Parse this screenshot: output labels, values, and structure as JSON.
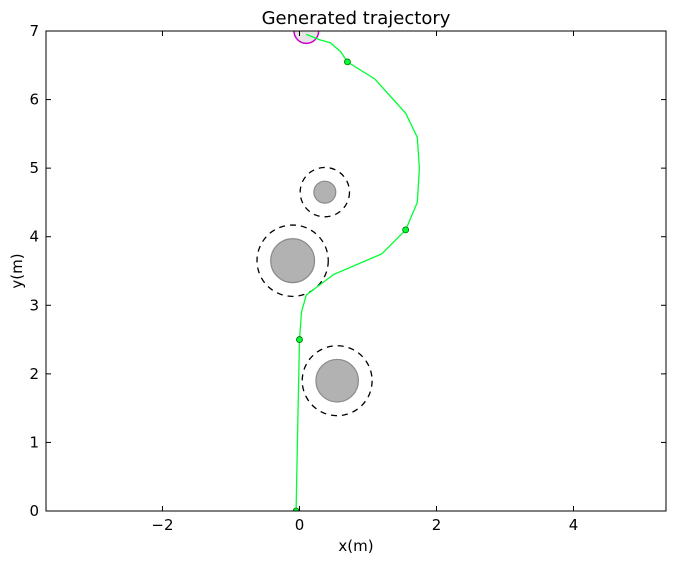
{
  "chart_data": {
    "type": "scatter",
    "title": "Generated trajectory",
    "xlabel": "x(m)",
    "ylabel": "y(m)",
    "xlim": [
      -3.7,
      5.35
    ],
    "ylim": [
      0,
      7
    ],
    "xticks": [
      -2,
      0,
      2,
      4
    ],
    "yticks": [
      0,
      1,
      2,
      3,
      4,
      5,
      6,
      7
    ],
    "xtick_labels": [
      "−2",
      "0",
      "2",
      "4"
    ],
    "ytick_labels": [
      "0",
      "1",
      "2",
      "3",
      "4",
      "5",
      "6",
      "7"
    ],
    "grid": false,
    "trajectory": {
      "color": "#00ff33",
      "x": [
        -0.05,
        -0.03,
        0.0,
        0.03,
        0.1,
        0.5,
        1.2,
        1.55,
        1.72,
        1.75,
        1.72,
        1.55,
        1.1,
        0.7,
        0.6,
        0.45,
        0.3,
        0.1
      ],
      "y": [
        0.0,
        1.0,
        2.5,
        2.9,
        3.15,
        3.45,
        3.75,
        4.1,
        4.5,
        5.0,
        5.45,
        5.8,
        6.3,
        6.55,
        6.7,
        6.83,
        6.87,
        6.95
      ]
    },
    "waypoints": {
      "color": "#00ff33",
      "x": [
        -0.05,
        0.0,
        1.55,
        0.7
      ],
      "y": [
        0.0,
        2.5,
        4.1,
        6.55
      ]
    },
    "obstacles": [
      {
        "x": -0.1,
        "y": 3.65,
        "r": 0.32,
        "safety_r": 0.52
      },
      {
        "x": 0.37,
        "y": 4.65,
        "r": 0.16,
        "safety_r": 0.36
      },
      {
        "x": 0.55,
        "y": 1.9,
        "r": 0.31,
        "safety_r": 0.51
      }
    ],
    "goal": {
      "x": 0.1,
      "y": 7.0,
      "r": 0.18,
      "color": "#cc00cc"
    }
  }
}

---

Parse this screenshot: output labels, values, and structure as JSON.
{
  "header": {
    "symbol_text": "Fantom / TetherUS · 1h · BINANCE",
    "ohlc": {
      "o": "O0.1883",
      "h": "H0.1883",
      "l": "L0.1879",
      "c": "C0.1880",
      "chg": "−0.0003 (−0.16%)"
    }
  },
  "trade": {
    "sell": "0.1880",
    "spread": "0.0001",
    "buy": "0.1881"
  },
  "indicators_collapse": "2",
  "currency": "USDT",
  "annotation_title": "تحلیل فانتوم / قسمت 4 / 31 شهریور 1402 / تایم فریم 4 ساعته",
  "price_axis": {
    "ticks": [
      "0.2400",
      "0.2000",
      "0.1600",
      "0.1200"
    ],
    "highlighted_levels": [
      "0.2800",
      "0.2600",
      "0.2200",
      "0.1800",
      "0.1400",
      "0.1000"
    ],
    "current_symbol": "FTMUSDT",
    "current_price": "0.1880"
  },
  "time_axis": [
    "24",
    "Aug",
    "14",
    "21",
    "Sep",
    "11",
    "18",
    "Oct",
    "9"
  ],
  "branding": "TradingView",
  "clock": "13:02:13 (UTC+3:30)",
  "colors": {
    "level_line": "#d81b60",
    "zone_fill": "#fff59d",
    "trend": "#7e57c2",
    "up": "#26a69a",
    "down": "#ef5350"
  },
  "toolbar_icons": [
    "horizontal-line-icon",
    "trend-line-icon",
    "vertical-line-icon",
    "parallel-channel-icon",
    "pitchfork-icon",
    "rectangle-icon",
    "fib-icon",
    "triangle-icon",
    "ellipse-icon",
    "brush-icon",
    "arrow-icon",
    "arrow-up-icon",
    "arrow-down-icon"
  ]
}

— Exercise instructions —
Write down only how many lines in the listing contain the word "arrow".

— Result —
3